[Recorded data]
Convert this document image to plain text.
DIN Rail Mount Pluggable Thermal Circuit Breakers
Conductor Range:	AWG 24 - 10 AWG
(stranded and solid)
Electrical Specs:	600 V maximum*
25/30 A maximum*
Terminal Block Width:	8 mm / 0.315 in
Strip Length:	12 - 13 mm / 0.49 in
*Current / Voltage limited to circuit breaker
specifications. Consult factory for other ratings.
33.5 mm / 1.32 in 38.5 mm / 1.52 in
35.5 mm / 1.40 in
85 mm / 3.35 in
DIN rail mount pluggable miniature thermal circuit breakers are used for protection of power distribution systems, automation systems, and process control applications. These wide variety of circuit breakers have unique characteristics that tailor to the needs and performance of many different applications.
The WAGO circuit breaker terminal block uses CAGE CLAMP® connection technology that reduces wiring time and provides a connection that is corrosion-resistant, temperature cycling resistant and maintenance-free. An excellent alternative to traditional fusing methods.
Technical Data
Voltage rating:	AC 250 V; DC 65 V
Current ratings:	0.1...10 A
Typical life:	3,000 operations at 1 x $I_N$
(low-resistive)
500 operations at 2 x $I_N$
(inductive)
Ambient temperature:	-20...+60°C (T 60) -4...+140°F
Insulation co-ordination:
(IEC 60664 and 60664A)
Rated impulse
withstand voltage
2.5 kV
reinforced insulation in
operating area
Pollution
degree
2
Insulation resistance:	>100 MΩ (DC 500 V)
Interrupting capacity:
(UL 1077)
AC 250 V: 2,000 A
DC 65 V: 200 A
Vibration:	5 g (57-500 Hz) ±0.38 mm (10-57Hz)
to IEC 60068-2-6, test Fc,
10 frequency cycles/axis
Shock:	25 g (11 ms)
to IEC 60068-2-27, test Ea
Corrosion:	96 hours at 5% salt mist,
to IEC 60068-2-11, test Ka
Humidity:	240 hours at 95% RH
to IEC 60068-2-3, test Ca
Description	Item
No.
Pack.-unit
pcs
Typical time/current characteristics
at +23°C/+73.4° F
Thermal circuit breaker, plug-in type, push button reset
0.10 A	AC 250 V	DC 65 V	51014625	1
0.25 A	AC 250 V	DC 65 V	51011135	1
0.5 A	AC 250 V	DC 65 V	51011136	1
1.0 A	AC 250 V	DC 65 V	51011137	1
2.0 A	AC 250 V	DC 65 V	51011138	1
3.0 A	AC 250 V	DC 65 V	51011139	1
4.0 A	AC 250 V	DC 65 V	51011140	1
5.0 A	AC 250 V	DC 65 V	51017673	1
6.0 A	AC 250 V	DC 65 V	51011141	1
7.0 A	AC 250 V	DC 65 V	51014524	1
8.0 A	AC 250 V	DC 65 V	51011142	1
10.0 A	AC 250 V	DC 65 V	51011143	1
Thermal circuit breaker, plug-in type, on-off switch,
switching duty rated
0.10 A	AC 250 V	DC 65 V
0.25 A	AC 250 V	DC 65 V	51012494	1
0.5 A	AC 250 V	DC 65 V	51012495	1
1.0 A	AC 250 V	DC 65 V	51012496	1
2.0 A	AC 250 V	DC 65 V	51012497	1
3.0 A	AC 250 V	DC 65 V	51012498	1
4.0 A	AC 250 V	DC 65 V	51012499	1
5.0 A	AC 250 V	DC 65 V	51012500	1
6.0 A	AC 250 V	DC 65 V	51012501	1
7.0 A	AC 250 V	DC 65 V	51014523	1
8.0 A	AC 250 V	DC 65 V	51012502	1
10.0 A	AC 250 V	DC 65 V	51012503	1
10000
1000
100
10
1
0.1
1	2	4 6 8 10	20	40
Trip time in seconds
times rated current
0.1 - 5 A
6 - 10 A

● Problem to solve:
Retype every entry word for word.

● Answer in full:
Convert this document image to plain text.
DIN Rail Mount Pluggable Thermal Circuit Breakers
Conductor Range:	AWG 24 - 10 AWG
(stranded and solid)
Electrical Specs:	600 V maximum*
25/30 A maximum*
Terminal Block Width:	8 mm / 0.315 in
Strip Length:	12 - 13 mm / 0.49 in
*Current / Voltage limited to circuit breaker
specifications. Consult factory for other ratings.
33.5 mm / 1.32 in 38.5 mm / 1.52 in
35.5 mm / 1.40 in
85 mm / 3.35 in
DIN rail mount pluggable miniature thermal circuit breakers are used for protection of power distribution systems, automation systems, and process control applications. These wide variety of circuit breakers have unique characteristics that tailor to the needs and performance of many different applications.
The WAGO circuit breaker terminal block uses CAGE CLAMP® connection technology that reduces wiring time and provides a connection that is corrosion-resistant, temperature cycling resistant and maintenance-free. An excellent alternative to traditional fusing methods.
Technical Data
Voltage rating:	AC 250 V; DC 65 V
Current ratings:	0.1...10 A
Typical life:	3,000 operations at 1 x $I_N$
(low-resistive)
500 operations at 2 x $I_N$
(inductive)
Ambient temperature:	-20...+60°C (T 60) -4...+140°F
Insulation co-ordination:
(IEC 60664 and 60664A)
Rated impulse
withstand voltage
2.5 kV
reinforced insulation in
operating area
Pollution
degree
2
Insulation resistance:	>100 MΩ (DC 500 V)
Interrupting capacity:
(UL 1077)
AC 250 V: 2,000 A
DC 65 V: 200 A
Vibration:	5 g (57-500 Hz) ±0.38 mm (10-57Hz)
to IEC 60068-2-6, test Fc,
10 frequency cycles/axis
Shock:	25 g (11 ms)
to IEC 60068-2-27, test Ea
Corrosion:	96 hours at 5% salt mist,
to IEC 60068-2-11, test Ka
Humidity:	240 hours at 95% RH
to IEC 60068-2-3, test Ca
Description	Item
No.
Pack.-unit
pcs
Typical time/current characteristics
at +23°C/+73.4° F
Thermal circuit breaker, plug-in type, push button reset
0.10 A	AC 250 V	DC 65 V	51014625	1
0.25 A	AC 250 V	DC 65 V	51011135	1
0.5 A	AC 250 V	DC 65 V	51011136	1
1.0 A	AC 250 V	DC 65 V	51011137	1
2.0 A	AC 250 V	DC 65 V	51011138	1
3.0 A	AC 250 V	DC 65 V	51011139	1
4.0 A	AC 250 V	DC 65 V	51011140	1
5.0 A	AC 250 V	DC 65 V	51017673	1
6.0 A	AC 250 V	DC 65 V	51011141	1
7.0 A	AC 250 V	DC 65 V	51014524	1
8.0 A	AC 250 V	DC 65 V	51011142	1
10.0 A	AC 250 V	DC 65 V	51011143	1
Thermal circuit breaker, plug-in type, on-off switch,
switching duty rated
0.10 A	AC 250 V	DC 65 V
0.25 A	AC 250 V	DC 65 V	51012494	1
0.5 A	AC 250 V	DC 65 V	51012495	1
1.0 A	AC 250 V	DC 65 V	51012496	1
2.0 A	AC 250 V	DC 65 V	51012497	1
3.0 A	AC 250 V	DC 65 V	51012498	1
4.0 A	AC 250 V	DC 65 V	51012499	1
5.0 A	AC 250 V	DC 65 V	51012500	1
6.0 A	AC 250 V	DC 65 V	51012501	1
7.0 A	AC 250 V	DC 65 V	51014523	1
8.0 A	AC 250 V	DC 65 V	51012502	1
10.0 A	AC 250 V	DC 65 V	51012503	1
10000
1000
100
10
1
0.1
1	2	4 6 8 10	20	40
Trip time in seconds
times rated current
0.1 - 5 A
6 - 10 A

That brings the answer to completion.